▶ Written task
Every line below that contains "name" is to be copied.

Figure data in JSON:
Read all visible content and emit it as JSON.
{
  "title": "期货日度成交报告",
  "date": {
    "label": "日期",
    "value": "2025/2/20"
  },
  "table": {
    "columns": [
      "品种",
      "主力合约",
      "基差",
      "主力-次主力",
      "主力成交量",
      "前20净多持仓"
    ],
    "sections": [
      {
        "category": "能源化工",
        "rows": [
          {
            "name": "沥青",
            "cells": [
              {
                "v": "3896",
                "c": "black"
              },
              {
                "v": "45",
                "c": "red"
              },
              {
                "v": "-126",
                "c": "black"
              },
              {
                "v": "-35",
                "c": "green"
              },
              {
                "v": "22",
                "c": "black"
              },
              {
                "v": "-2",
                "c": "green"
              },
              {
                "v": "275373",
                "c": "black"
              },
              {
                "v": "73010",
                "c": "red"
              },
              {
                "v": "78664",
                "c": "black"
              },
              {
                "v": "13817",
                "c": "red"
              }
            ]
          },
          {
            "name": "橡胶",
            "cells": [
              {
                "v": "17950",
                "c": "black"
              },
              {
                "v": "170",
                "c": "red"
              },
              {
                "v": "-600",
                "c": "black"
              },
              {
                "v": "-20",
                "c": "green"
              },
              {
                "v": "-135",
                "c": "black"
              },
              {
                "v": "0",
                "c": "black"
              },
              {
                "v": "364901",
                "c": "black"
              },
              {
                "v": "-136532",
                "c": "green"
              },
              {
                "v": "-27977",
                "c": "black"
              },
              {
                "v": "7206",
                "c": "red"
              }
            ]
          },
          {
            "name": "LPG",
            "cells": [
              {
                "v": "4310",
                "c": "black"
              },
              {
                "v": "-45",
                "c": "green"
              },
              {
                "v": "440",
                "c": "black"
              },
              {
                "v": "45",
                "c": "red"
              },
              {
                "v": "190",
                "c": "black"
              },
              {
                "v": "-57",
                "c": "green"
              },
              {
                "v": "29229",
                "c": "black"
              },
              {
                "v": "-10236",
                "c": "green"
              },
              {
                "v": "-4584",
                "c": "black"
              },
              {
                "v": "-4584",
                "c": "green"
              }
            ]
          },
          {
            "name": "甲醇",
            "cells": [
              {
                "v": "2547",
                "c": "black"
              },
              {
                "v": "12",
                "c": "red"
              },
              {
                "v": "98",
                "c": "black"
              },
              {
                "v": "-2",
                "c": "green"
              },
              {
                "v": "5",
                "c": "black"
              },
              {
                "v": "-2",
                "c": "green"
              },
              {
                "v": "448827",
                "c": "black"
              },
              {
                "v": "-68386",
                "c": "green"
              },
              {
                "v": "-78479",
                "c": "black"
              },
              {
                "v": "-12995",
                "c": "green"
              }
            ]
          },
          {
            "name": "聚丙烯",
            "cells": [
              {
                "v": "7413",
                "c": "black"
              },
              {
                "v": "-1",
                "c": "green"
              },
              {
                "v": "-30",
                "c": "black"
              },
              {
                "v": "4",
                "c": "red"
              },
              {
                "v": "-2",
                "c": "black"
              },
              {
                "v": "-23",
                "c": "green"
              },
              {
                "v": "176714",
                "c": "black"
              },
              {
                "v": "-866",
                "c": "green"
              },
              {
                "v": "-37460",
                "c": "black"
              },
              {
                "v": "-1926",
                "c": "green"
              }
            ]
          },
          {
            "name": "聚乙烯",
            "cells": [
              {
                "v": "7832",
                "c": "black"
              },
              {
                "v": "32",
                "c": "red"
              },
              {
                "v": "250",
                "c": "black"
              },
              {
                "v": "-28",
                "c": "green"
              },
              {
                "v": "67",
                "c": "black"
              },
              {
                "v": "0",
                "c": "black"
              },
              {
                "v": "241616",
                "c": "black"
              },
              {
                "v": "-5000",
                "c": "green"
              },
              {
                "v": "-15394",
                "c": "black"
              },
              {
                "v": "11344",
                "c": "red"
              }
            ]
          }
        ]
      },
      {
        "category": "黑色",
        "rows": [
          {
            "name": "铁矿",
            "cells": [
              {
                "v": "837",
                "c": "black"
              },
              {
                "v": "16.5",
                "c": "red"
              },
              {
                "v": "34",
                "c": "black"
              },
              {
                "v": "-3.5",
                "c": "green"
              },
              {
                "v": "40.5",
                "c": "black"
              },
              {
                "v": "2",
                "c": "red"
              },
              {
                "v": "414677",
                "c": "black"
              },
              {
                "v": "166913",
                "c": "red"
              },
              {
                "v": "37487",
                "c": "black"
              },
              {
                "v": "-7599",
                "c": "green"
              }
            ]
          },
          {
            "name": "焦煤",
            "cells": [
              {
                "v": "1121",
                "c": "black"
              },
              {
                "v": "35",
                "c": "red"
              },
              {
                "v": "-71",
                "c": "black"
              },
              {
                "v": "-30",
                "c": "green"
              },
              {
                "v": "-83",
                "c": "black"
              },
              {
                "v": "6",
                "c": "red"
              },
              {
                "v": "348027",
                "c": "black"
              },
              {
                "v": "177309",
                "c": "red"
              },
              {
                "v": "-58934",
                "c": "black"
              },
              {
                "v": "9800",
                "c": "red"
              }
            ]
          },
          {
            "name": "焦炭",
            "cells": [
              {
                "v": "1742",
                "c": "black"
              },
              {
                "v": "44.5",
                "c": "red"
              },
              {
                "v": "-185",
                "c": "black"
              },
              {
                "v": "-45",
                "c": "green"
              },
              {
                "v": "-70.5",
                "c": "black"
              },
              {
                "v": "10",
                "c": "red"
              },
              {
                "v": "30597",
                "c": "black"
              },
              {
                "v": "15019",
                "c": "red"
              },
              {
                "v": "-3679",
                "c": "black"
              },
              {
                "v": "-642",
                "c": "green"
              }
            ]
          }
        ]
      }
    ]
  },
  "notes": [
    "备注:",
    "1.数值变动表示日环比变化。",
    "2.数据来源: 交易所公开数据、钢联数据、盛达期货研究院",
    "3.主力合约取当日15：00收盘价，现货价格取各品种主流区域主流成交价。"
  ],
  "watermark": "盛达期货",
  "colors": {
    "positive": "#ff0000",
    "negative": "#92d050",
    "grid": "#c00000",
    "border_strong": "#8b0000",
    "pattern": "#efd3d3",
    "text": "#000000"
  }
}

▶ Solved problem
            "name": "沥青",
            "name": "橡胶",
            "name": "LPG",
            "name": "甲醇",
            "name": "聚丙烯",
            "name": "聚乙烯",
            "name": "铁矿",
            "name": "焦煤",
            "name": "焦炭",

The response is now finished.